**What you have to do**. Copy out all of the material, matching it word for word.

**Records supplied**.

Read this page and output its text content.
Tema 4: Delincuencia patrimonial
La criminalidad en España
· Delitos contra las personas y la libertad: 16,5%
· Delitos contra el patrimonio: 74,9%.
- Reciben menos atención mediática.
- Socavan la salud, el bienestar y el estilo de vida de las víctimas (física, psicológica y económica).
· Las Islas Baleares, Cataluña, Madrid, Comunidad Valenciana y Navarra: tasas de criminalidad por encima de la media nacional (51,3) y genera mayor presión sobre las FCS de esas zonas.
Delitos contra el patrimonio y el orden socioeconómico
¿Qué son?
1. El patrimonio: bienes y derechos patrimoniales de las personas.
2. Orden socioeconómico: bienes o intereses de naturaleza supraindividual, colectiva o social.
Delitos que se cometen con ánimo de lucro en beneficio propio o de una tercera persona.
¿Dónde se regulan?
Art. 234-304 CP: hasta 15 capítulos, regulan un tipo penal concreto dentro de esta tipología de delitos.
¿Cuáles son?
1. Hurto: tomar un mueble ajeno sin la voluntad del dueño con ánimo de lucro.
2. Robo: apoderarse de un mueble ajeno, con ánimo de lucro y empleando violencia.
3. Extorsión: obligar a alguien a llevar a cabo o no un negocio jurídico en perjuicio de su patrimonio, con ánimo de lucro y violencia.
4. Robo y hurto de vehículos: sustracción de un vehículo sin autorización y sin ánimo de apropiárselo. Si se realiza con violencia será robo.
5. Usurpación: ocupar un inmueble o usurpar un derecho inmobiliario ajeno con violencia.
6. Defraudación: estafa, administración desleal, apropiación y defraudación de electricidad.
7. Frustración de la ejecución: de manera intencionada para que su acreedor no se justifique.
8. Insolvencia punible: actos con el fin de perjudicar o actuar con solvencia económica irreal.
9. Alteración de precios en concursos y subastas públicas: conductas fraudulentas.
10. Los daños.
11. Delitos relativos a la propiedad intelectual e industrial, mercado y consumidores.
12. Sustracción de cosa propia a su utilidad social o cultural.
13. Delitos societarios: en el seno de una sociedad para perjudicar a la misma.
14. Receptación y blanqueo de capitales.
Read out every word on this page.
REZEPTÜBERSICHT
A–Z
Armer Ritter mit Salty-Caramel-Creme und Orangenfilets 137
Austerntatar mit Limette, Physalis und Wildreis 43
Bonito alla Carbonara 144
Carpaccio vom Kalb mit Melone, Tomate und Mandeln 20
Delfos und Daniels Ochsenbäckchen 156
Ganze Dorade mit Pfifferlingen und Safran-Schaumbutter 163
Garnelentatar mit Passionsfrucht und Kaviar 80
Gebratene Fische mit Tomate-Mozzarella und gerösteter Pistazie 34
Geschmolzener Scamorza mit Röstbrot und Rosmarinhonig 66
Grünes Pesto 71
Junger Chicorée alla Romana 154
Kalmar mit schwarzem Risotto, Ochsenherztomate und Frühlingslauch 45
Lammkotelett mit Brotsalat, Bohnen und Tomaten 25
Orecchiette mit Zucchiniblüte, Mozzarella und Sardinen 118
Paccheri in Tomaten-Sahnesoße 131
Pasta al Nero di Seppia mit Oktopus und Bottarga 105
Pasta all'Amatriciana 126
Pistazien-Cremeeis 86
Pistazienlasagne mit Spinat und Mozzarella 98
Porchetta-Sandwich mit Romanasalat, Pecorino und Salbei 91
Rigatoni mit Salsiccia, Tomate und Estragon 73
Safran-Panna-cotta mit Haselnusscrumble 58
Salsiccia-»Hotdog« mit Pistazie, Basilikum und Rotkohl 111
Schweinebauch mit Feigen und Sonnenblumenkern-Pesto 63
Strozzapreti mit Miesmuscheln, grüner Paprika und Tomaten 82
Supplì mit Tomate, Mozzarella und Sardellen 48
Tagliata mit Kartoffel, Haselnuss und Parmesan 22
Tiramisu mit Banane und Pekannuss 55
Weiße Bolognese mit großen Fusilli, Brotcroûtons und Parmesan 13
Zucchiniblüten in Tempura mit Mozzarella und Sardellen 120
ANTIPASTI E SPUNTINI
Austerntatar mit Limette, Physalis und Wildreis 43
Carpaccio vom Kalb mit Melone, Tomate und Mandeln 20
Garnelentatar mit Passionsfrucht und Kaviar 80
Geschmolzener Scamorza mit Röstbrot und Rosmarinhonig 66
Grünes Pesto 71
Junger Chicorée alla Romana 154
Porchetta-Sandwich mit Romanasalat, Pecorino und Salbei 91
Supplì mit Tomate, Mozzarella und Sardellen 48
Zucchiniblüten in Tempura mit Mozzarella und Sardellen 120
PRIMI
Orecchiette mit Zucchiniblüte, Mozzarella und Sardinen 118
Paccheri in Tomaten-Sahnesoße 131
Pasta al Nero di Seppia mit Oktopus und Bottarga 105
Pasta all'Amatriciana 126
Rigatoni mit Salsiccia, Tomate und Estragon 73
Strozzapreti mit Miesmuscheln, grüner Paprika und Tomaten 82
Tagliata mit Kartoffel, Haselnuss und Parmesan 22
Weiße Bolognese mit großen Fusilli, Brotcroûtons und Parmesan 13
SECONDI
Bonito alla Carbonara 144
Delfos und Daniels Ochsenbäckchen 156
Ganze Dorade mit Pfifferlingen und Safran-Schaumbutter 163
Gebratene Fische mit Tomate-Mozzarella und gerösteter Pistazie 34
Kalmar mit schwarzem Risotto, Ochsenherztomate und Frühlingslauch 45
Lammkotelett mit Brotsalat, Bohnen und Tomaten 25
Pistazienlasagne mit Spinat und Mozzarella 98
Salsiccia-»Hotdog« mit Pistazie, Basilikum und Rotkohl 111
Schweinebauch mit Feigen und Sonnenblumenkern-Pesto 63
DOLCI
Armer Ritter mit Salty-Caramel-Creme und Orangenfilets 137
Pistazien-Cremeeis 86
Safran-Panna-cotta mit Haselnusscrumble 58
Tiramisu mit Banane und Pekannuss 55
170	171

**Reply**.
Read this page and output its text content.
Tema 4: Delincuencia patrimonial
La criminalidad en España
· Delitos contra las personas y la libertad: 16,5%
· Delitos contra el patrimonio: 74,9%.
- Reciben menos atención mediática.
- Socavan la salud, el bienestar y el estilo de vida de las víctimas (física, psicológica y económica).
· Las Islas Baleares, Cataluña, Madrid, Comunidad Valenciana y Navarra: tasas de criminalidad por encima de la media nacional (51,3) y genera mayor presión sobre las FCS de esas zonas.
Delitos contra el patrimonio y el orden socioeconómico
¿Qué son?
1. El patrimonio: bienes y derechos patrimoniales de las personas.
2. Orden socioeconómico: bienes o intereses de naturaleza supraindividual, colectiva o social.
Delitos que se cometen con ánimo de lucro en beneficio propio o de una tercera persona.
¿Dónde se regulan?
Art. 234-304 CP: hasta 15 capítulos, regulan un tipo penal concreto dentro de esta tipología de delitos.
¿Cuáles son?
1. Hurto: tomar un mueble ajeno sin la voluntad del dueño con ánimo de lucro.
2. Robo: apoderarse de un mueble ajeno, con ánimo de lucro y empleando violencia.
3. Extorsión: obligar a alguien a llevar a cabo o no un negocio jurídico en perjuicio de su patrimonio, con ánimo de lucro y violencia.
4. Robo y hurto de vehículos: sustracción de un vehículo sin autorización y sin ánimo de apropiárselo. Si se realiza con violencia será robo.
5. Usurpación: ocupar un inmueble o usurpar un derecho inmobiliario ajeno con violencia.
6. Defraudación: estafa, administración desleal, apropiación y defraudación de electricidad.
7. Frustración de la ejecución: de manera intencionada para que su acreedor no se justifique.
8. Insolvencia punible: actos con el fin de perjudicar o actuar con solvencia económica irreal.
9. Alteración de precios en concursos y subastas públicas: conductas fraudulentas.
10. Los daños.
11. Delitos relativos a la propiedad intelectual e industrial, mercado y consumidores.
12. Sustracción de cosa propia a su utilidad social o cultural.
13. Delitos societarios: en el seno de una sociedad para perjudicar a la misma.
14. Receptación y blanqueo de capitales.
Read out every word on this page.
REZEPTÜBERSICHT
A–Z
Armer Ritter mit Salty-Caramel-Creme und Orangenfilets 137
Austerntatar mit Limette, Physalis und Wildreis 43
Bonito alla Carbonara 144
Carpaccio vom Kalb mit Melone, Tomate und Mandeln 20
Delfos und Daniels Ochsenbäckchen 156
Ganze Dorade mit Pfifferlingen und Safran-Schaumbutter 163
Garnelentatar mit Passionsfrucht und Kaviar 80
Gebratene Fische mit Tomate-Mozzarella und gerösteter Pistazie 34
Geschmolzener Scamorza mit Röstbrot und Rosmarinhonig 66
Grünes Pesto 71
Junger Chicorée alla Romana 154
Kalmar mit schwarzem Risotto, Ochsenherztomate und Frühlingslauch 45
Lammkotelett mit Brotsalat, Bohnen und Tomaten 25
Orecchiette mit Zucchiniblüte, Mozzarella und Sardinen 118
Paccheri in Tomaten-Sahnesoße 131
Pasta al Nero di Seppia mit Oktopus und Bottarga 105
Pasta all'Amatriciana 126
Pistazien-Cremeeis 86
Pistazienlasagne mit Spinat und Mozzarella 98
Porchetta-Sandwich mit Romanasalat, Pecorino und Salbei 91
Rigatoni mit Salsiccia, Tomate und Estragon 73
Safran-Panna-cotta mit Haselnusscrumble 58
Salsiccia-»Hotdog« mit Pistazie, Basilikum und Rotkohl 111
Schweinebauch mit Feigen und Sonnenblumenkern-Pesto 63
Strozzapreti mit Miesmuscheln, grüner Paprika und Tomaten 82
Supplì mit Tomate, Mozzarella und Sardellen 48
Tagliata mit Kartoffel, Haselnuss und Parmesan 22
Tiramisu mit Banane und Pekannuss 55
Weiße Bolognese mit großen Fusilli, Brotcroûtons und Parmesan 13
Zucchiniblüten in Tempura mit Mozzarella und Sardellen 120
ANTIPASTI E SPUNTINI
Austerntatar mit Limette, Physalis und Wildreis 43
Carpaccio vom Kalb mit Melone, Tomate und Mandeln 20
Garnelentatar mit Passionsfrucht und Kaviar 80
Geschmolzener Scamorza mit Röstbrot und Rosmarinhonig 66
Grünes Pesto 71
Junger Chicorée alla Romana 154
Porchetta-Sandwich mit Romanasalat, Pecorino und Salbei 91
Supplì mit Tomate, Mozzarella und Sardellen 48
Zucchiniblüten in Tempura mit Mozzarella und Sardellen 120
PRIMI
Orecchiette mit Zucchiniblüte, Mozzarella und Sardinen 118
Paccheri in Tomaten-Sahnesoße 131
Pasta al Nero di Seppia mit Oktopus und Bottarga 105
Pasta all'Amatriciana 126
Rigatoni mit Salsiccia, Tomate und Estragon 73
Strozzapreti mit Miesmuscheln, grüner Paprika und Tomaten 82
Tagliata mit Kartoffel, Haselnuss und Parmesan 22
Weiße Bolognese mit großen Fusilli, Brotcroûtons und Parmesan 13
SECONDI
Bonito alla Carbonara 144
Delfos und Daniels Ochsenbäckchen 156
Ganze Dorade mit Pfifferlingen und Safran-Schaumbutter 163
Gebratene Fische mit Tomate-Mozzarella und gerösteter Pistazie 34
Kalmar mit schwarzem Risotto, Ochsenherztomate und Frühlingslauch 45
Lammkotelett mit Brotsalat, Bohnen und Tomaten 25
Pistazienlasagne mit Spinat und Mozzarella 98
Salsiccia-»Hotdog« mit Pistazie, Basilikum und Rotkohl 111
Schweinebauch mit Feigen und Sonnenblumenkern-Pesto 63
DOLCI
Armer Ritter mit Salty-Caramel-Creme und Orangenfilets 137
Pistazien-Cremeeis 86
Safran-Panna-cotta mit Haselnusscrumble 58
Tiramisu mit Banane und Pekannuss 55
170	171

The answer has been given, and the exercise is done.